Pick out each line below containing "subtitle".
----
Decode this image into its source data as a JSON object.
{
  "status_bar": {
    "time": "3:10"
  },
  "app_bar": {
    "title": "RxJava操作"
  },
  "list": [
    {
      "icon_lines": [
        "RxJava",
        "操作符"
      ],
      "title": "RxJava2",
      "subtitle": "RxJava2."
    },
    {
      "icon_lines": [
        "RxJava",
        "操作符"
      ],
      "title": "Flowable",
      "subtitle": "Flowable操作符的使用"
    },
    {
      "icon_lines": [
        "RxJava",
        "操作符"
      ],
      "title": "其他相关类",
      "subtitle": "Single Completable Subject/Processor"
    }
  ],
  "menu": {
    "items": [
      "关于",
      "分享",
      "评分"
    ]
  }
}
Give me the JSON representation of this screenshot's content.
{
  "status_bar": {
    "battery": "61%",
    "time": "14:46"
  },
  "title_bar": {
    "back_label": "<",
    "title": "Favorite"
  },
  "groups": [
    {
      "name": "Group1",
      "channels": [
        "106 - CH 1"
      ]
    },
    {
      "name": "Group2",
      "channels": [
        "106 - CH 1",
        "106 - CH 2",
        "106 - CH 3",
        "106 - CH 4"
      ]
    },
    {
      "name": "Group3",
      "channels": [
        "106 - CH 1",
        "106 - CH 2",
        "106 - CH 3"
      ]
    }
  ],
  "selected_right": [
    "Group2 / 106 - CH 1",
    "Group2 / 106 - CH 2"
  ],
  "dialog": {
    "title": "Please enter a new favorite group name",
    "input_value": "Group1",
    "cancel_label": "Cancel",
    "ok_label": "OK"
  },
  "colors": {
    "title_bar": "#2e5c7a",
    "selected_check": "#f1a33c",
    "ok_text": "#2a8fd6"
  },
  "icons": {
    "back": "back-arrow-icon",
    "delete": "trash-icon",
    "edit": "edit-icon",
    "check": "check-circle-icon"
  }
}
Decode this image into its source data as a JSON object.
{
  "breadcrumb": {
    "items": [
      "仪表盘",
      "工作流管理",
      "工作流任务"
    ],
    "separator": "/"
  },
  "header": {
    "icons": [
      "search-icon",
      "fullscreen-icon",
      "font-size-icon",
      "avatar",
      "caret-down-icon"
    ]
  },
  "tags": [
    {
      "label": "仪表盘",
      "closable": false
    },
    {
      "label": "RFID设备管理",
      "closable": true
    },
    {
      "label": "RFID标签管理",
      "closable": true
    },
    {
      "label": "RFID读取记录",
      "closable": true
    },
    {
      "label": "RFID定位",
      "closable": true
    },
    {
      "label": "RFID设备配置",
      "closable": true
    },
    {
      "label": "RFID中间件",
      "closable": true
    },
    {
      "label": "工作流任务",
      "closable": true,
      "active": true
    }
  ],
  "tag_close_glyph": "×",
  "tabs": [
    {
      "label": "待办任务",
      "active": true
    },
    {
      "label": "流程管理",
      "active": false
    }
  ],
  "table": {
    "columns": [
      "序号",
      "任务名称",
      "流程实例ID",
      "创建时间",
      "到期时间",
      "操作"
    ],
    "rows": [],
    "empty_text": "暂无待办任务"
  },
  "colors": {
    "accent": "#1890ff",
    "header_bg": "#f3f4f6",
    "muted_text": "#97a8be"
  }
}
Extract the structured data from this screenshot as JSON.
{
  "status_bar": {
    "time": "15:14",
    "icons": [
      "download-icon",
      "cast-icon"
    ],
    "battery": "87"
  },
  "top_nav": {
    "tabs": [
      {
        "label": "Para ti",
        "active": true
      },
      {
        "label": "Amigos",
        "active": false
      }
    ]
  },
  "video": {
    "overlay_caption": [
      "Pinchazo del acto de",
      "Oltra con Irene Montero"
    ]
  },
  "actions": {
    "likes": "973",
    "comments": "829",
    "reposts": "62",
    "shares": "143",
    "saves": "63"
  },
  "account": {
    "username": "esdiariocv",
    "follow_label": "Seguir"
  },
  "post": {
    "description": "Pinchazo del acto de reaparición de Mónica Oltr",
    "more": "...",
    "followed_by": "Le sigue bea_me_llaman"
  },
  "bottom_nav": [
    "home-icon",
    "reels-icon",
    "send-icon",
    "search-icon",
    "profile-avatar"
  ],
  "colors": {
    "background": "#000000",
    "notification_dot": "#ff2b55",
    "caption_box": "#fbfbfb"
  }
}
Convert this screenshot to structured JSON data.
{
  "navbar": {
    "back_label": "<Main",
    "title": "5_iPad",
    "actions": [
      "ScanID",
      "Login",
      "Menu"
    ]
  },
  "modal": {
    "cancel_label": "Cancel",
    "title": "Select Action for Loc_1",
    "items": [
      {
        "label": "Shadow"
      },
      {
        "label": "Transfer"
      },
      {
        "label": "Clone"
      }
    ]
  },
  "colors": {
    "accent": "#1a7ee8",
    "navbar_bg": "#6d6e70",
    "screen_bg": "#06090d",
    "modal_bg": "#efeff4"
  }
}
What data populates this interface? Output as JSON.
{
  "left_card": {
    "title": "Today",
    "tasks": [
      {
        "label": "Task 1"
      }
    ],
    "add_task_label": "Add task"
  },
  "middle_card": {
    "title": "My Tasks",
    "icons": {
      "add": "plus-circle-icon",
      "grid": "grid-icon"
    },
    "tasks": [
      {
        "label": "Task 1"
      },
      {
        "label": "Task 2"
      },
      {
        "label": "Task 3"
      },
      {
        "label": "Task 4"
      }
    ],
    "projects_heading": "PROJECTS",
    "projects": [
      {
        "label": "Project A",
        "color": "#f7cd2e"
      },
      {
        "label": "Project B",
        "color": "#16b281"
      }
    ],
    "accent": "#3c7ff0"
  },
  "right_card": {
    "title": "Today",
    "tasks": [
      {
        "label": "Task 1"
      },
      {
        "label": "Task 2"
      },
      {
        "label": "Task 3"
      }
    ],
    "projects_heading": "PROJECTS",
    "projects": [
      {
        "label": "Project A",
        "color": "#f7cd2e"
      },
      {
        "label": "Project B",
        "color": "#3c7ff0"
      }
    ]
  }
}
----
• [THE ANSWER]
      "subtitle": "RxJava2."
      "subtitle": "Flowable操作符的使用"
      "subtitle": "Single Completable Subject/Processor"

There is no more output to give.